To be done: Write out each line word for word. Drop pictures.

— START OF Materials provided —

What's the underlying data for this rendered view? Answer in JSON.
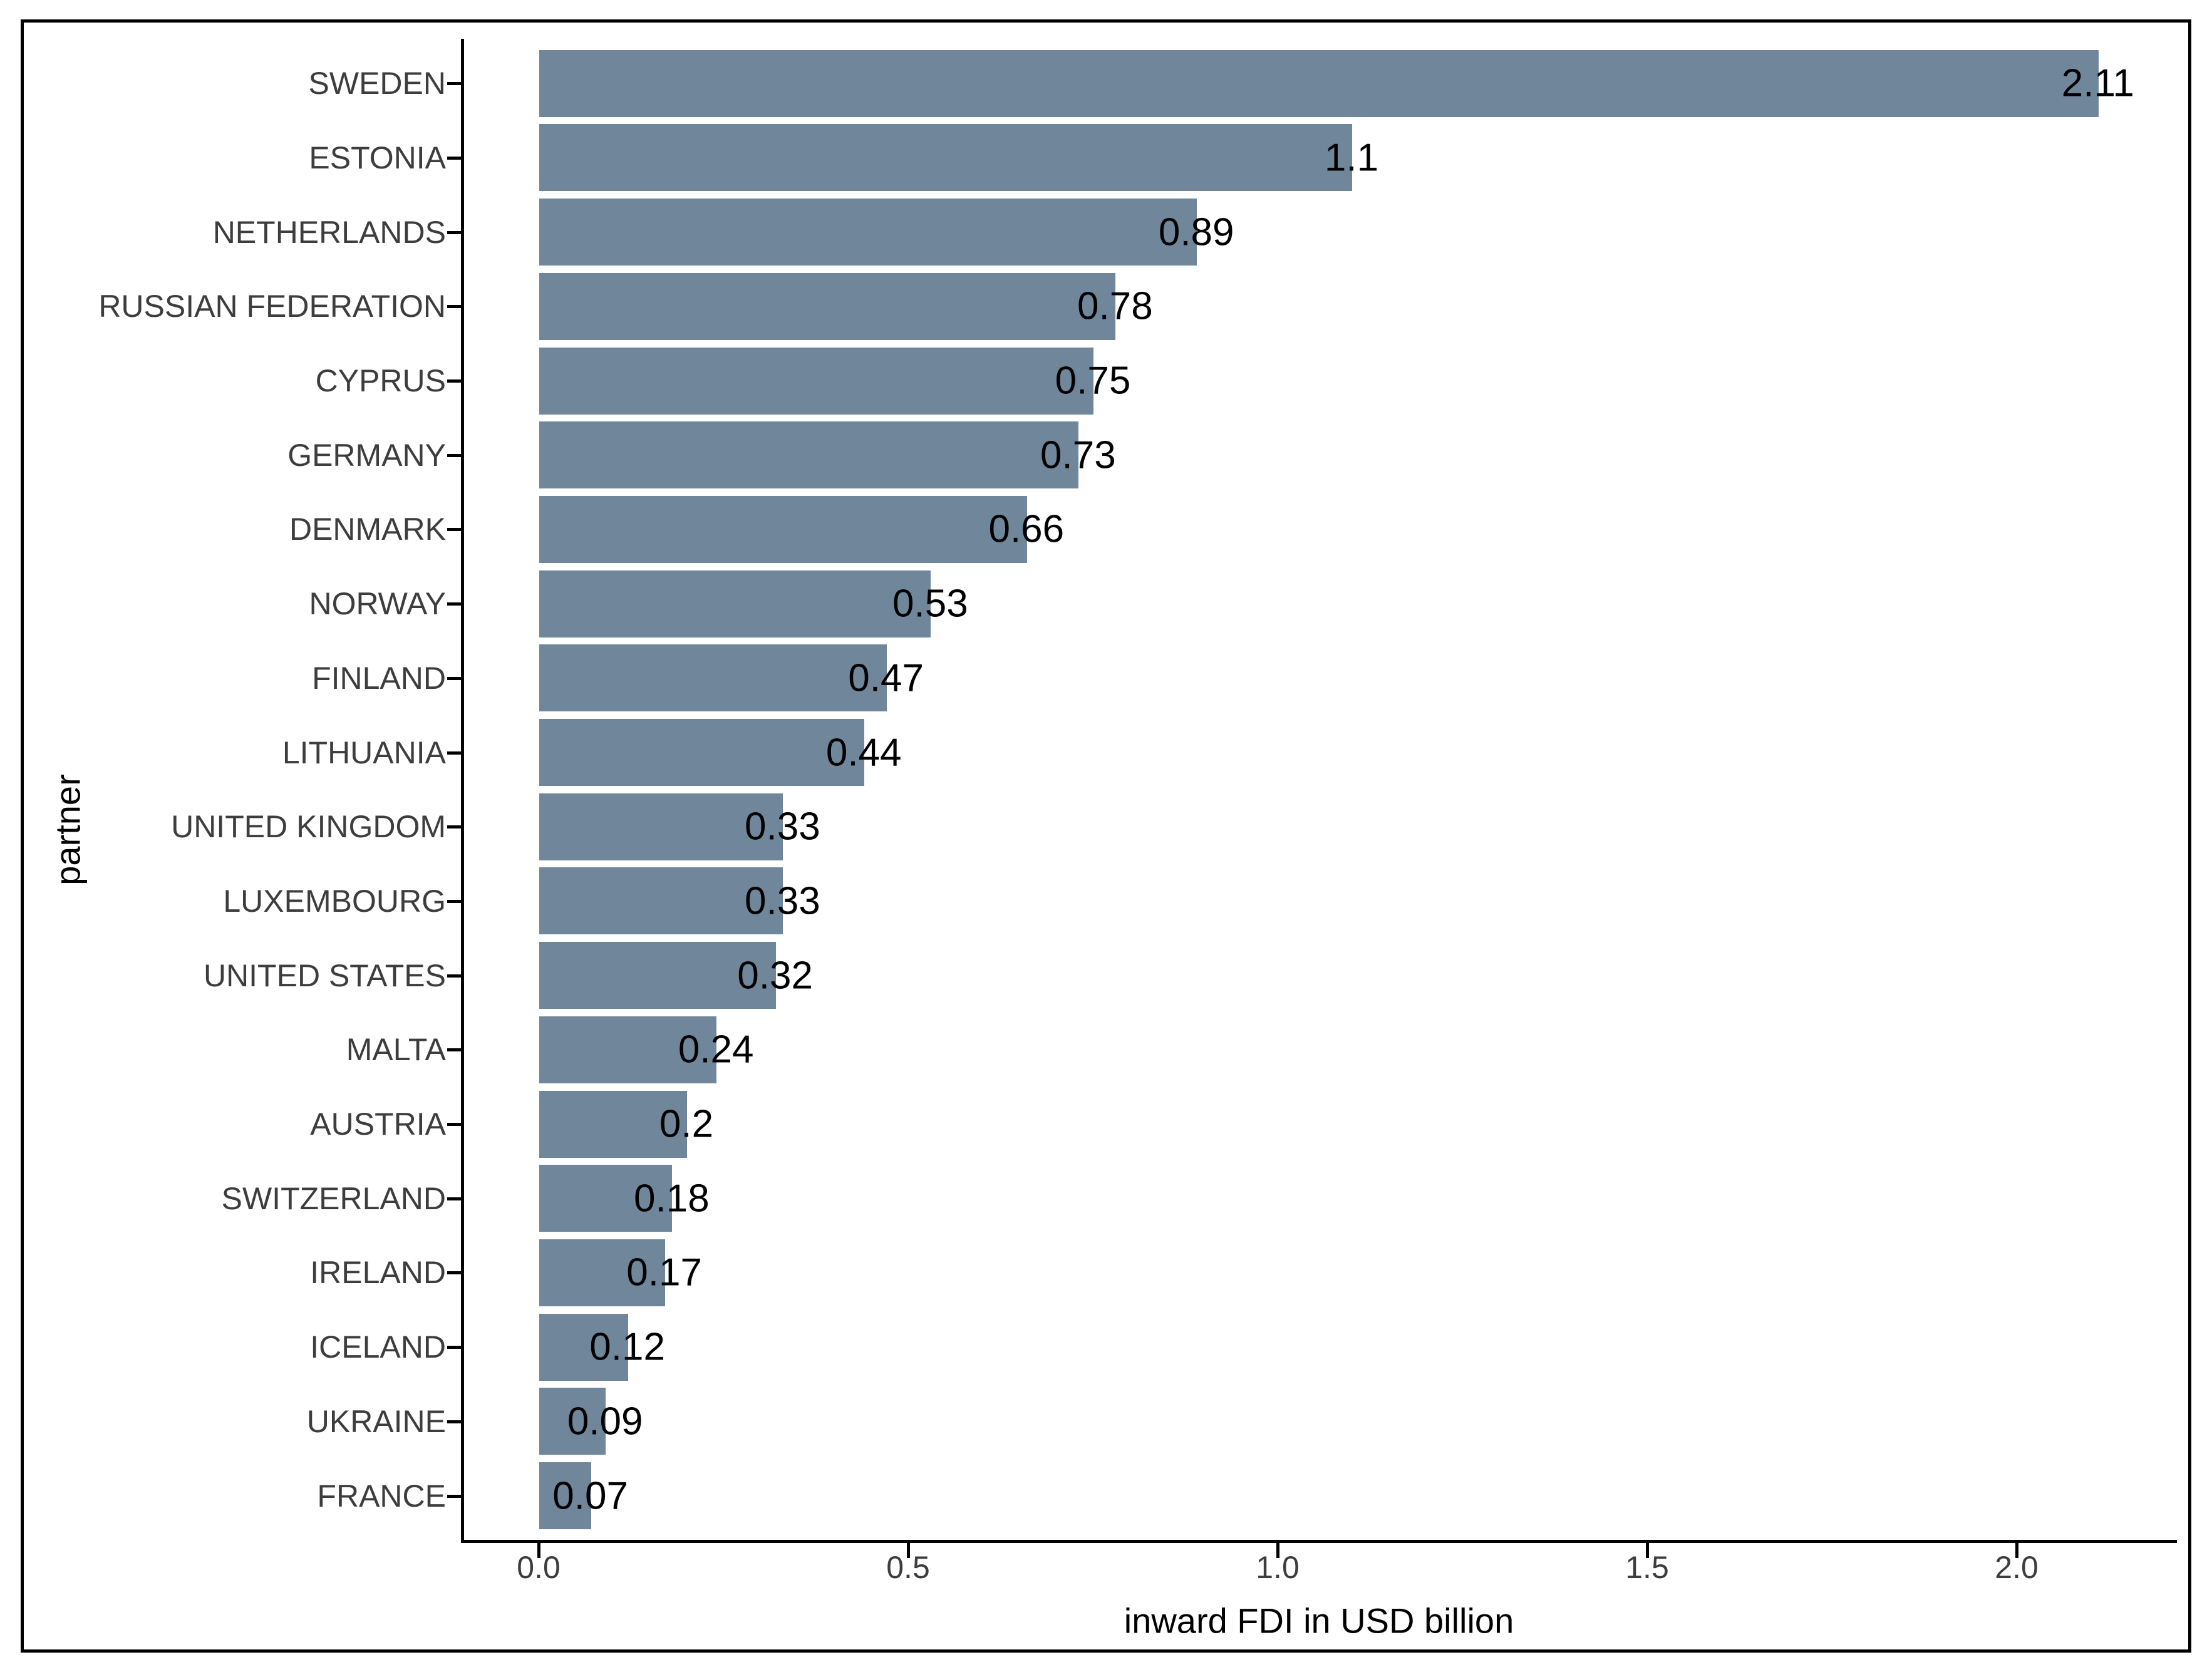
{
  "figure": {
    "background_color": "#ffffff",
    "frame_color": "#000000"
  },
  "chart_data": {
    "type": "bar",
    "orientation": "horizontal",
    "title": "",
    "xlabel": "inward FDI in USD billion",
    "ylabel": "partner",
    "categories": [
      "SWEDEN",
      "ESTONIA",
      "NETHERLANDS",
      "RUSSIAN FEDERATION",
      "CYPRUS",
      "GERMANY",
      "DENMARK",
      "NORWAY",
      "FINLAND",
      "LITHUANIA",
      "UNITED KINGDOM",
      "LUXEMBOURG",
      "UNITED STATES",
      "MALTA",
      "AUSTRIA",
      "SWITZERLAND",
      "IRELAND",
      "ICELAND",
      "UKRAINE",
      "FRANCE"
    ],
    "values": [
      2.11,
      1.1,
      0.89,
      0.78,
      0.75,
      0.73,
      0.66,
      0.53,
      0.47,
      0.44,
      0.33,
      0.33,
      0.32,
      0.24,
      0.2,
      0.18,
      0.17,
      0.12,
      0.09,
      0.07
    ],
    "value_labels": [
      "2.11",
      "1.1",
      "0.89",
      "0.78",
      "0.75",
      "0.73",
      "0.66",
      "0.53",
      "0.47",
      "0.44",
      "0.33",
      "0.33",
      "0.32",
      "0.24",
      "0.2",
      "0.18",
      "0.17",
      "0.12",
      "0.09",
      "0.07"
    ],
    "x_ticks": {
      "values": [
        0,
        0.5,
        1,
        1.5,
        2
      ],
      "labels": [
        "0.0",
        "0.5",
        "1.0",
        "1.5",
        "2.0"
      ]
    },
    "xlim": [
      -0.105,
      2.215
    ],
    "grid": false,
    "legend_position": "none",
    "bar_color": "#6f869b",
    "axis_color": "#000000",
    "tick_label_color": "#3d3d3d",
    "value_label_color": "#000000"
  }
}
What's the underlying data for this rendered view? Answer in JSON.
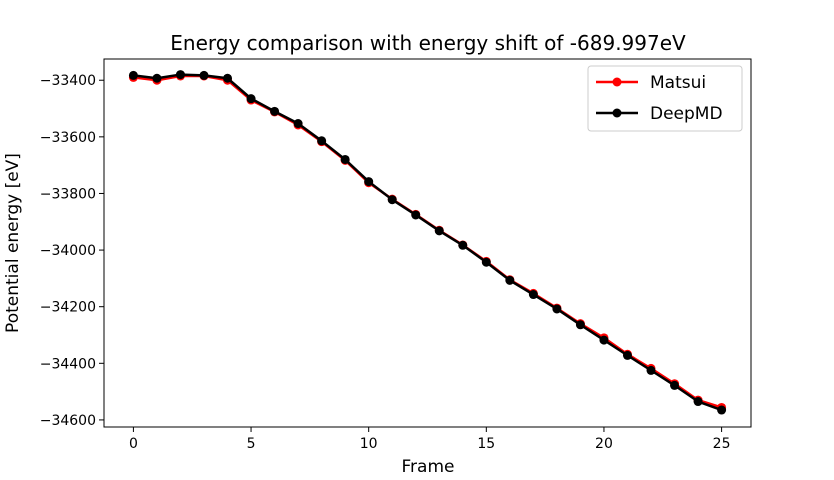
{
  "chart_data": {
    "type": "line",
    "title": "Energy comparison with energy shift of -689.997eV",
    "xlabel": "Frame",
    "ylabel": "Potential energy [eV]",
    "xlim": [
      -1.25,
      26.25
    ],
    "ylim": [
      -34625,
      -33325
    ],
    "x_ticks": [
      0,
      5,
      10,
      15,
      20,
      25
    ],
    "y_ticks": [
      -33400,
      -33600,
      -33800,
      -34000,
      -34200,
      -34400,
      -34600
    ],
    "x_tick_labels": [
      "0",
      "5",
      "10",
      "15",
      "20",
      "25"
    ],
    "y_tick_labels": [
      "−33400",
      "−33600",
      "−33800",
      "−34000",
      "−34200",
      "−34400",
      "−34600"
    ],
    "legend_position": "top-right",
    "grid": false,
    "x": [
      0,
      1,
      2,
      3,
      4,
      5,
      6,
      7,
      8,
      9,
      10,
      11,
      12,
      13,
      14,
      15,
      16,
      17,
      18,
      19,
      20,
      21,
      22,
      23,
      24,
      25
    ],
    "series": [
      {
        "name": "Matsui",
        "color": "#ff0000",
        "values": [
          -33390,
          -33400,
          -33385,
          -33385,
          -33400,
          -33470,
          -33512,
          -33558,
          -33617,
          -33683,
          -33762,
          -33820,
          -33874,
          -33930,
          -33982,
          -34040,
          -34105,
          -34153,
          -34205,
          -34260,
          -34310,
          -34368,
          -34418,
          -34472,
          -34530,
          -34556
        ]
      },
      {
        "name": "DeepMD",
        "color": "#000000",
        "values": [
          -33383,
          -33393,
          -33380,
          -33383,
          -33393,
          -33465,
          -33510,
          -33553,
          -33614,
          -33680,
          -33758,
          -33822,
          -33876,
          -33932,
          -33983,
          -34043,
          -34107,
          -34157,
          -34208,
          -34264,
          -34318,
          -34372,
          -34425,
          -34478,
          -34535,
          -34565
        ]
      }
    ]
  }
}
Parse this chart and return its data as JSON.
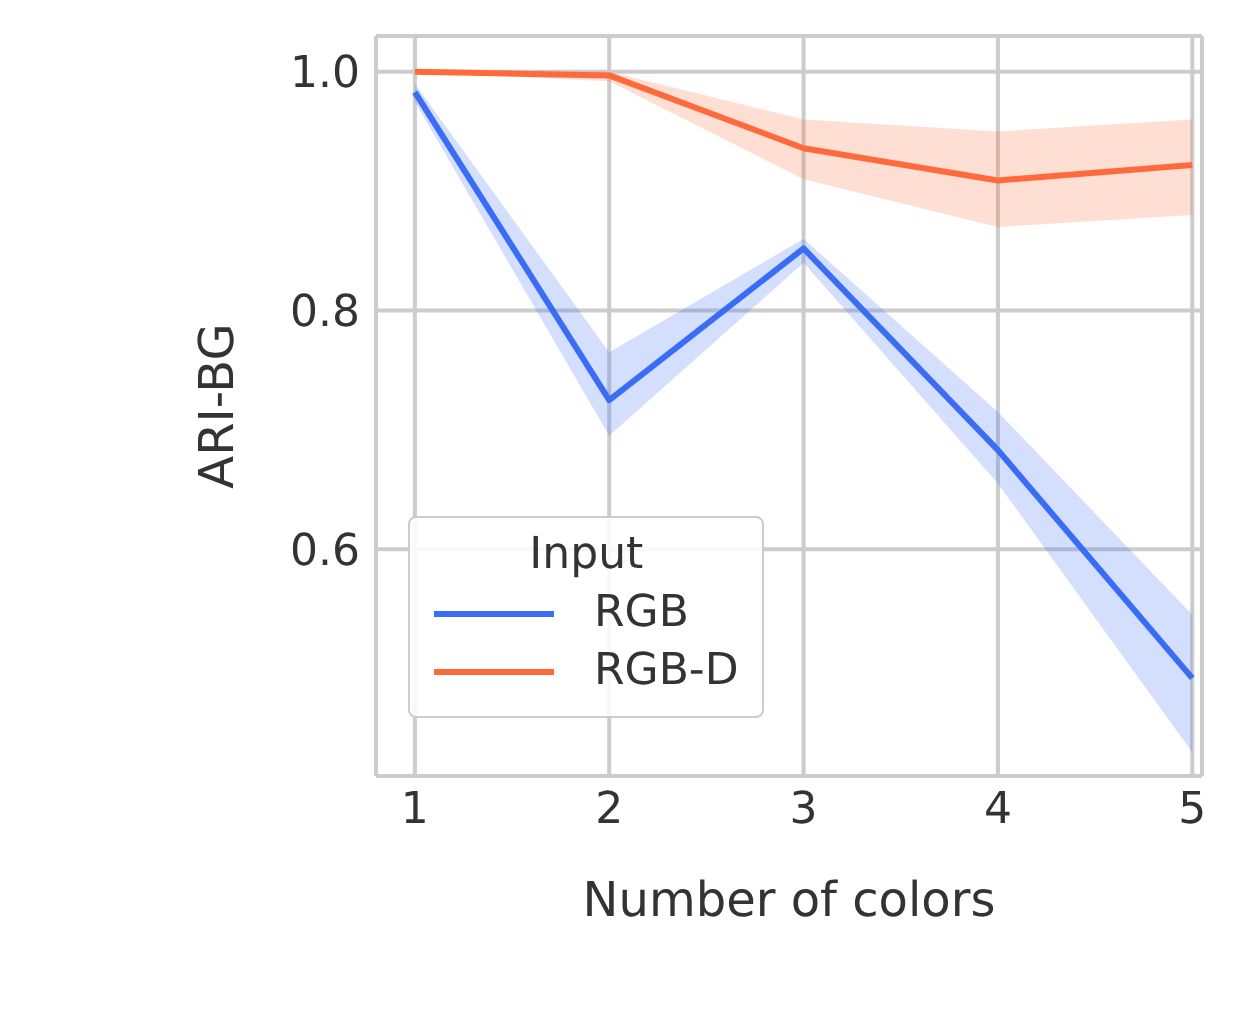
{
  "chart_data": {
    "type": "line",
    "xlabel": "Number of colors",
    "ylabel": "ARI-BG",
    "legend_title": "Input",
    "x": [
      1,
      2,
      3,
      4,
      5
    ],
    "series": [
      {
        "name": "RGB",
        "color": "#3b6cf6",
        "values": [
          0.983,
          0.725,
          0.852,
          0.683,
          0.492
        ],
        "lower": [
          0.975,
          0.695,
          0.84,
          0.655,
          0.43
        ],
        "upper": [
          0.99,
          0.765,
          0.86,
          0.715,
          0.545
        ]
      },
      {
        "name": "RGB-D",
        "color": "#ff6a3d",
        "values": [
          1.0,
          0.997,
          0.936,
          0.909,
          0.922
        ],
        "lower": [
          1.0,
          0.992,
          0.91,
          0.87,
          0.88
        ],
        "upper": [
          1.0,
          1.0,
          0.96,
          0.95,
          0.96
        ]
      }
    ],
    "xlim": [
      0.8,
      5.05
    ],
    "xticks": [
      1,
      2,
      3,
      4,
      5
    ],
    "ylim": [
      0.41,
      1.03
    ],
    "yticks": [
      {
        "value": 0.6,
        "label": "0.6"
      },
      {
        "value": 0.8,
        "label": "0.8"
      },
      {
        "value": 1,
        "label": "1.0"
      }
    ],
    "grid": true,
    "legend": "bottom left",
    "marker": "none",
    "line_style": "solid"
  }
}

— END OF Materials provided —

Written solution:
What's the underlying data for this rendered view? Answer in JSON.
{
  "figure": {
    "background_color": "#ffffff",
    "frame_color": "#000000"
  },
  "chart_data": {
    "type": "bar",
    "orientation": "horizontal",
    "title": "",
    "xlabel": "inward FDI in USD billion",
    "ylabel": "partner",
    "categories": [
      "SWEDEN",
      "ESTONIA",
      "NETHERLANDS",
      "RUSSIAN FEDERATION",
      "CYPRUS",
      "GERMANY",
      "DENMARK",
      "NORWAY",
      "FINLAND",
      "LITHUANIA",
      "UNITED KINGDOM",
      "LUXEMBOURG",
      "UNITED STATES",
      "MALTA",
      "AUSTRIA",
      "SWITZERLAND",
      "IRELAND",
      "ICELAND",
      "UKRAINE",
      "FRANCE"
    ],
    "values": [
      2.11,
      1.1,
      0.89,
      0.78,
      0.75,
      0.73,
      0.66,
      0.53,
      0.47,
      0.44,
      0.33,
      0.33,
      0.32,
      0.24,
      0.2,
      0.18,
      0.17,
      0.12,
      0.09,
      0.07
    ],
    "value_labels": [
      "2.11",
      "1.1",
      "0.89",
      "0.78",
      "0.75",
      "0.73",
      "0.66",
      "0.53",
      "0.47",
      "0.44",
      "0.33",
      "0.33",
      "0.32",
      "0.24",
      "0.2",
      "0.18",
      "0.17",
      "0.12",
      "0.09",
      "0.07"
    ],
    "x_ticks": {
      "values": [
        0,
        0.5,
        1,
        1.5,
        2
      ],
      "labels": [
        "0.0",
        "0.5",
        "1.0",
        "1.5",
        "2.0"
      ]
    },
    "xlim": [
      -0.105,
      2.215
    ],
    "grid": false,
    "legend_position": "none",
    "bar_color": "#6f869b",
    "axis_color": "#000000",
    "tick_label_color": "#3d3d3d",
    "value_label_color": "#000000"
  }
}
What's the underlying data for this rendered view? Answer in JSON.
{
  "chart_data": {
    "type": "line",
    "title": "Energy comparison with energy shift of -689.997eV",
    "xlabel": "Frame",
    "ylabel": "Potential energy [eV]",
    "xlim": [
      -1.25,
      26.25
    ],
    "ylim": [
      -34625,
      -33325
    ],
    "x_ticks": [
      0,
      5,
      10,
      15,
      20,
      25
    ],
    "y_ticks": [
      -33400,
      -33600,
      -33800,
      -34000,
      -34200,
      -34400,
      -34600
    ],
    "x_tick_labels": [
      "0",
      "5",
      "10",
      "15",
      "20",
      "25"
    ],
    "y_tick_labels": [
      "−33400",
      "−33600",
      "−33800",
      "−34000",
      "−34200",
      "−34400",
      "−34600"
    ],
    "legend_position": "top-right",
    "grid": false,
    "x": [
      0,
      1,
      2,
      3,
      4,
      5,
      6,
      7,
      8,
      9,
      10,
      11,
      12,
      13,
      14,
      15,
      16,
      17,
      18,
      19,
      20,
      21,
      22,
      23,
      24,
      25
    ],
    "series": [
      {
        "name": "Matsui",
        "color": "#ff0000",
        "values": [
          -33390,
          -33400,
          -33385,
          -33385,
          -33400,
          -33470,
          -33512,
          -33558,
          -33617,
          -33683,
          -33762,
          -33820,
          -33874,
          -33930,
          -33982,
          -34040,
          -34105,
          -34153,
          -34205,
          -34260,
          -34310,
          -34368,
          -34418,
          -34472,
          -34530,
          -34556
        ]
      },
      {
        "name": "DeepMD",
        "color": "#000000",
        "values": [
          -33383,
          -33393,
          -33380,
          -33383,
          -33393,
          -33465,
          -33510,
          -33553,
          -33614,
          -33680,
          -33758,
          -33822,
          -33876,
          -33932,
          -33983,
          -34043,
          -34107,
          -34157,
          -34208,
          -34264,
          -34318,
          -34372,
          -34425,
          -34478,
          -34535,
          -34565
        ]
      }
    ]
  }
}
Parse this chart and return its data as JSON.
{
  "chart_data": {
    "type": "line",
    "xlabel": "Number of colors",
    "ylabel": "ARI-BG",
    "legend_title": "Input",
    "x": [
      1,
      2,
      3,
      4,
      5
    ],
    "series": [
      {
        "name": "RGB",
        "color": "#3b6cf6",
        "values": [
          0.983,
          0.725,
          0.852,
          0.683,
          0.492
        ],
        "lower": [
          0.975,
          0.695,
          0.84,
          0.655,
          0.43
        ],
        "upper": [
          0.99,
          0.765,
          0.86,
          0.715,
          0.545
        ]
      },
      {
        "name": "RGB-D",
        "color": "#ff6a3d",
        "values": [
          1.0,
          0.997,
          0.936,
          0.909,
          0.922
        ],
        "lower": [
          1.0,
          0.992,
          0.91,
          0.87,
          0.88
        ],
        "upper": [
          1.0,
          1.0,
          0.96,
          0.95,
          0.96
        ]
      }
    ],
    "xlim": [
      0.8,
      5.05
    ],
    "xticks": [
      1,
      2,
      3,
      4,
      5
    ],
    "ylim": [
      0.41,
      1.03
    ],
    "yticks": [
      {
        "value": 0.6,
        "label": "0.6"
      },
      {
        "value": 0.8,
        "label": "0.8"
      },
      {
        "value": 1,
        "label": "1.0"
      }
    ],
    "grid": true,
    "legend": "bottom left",
    "marker": "none",
    "line_style": "solid"
  }
}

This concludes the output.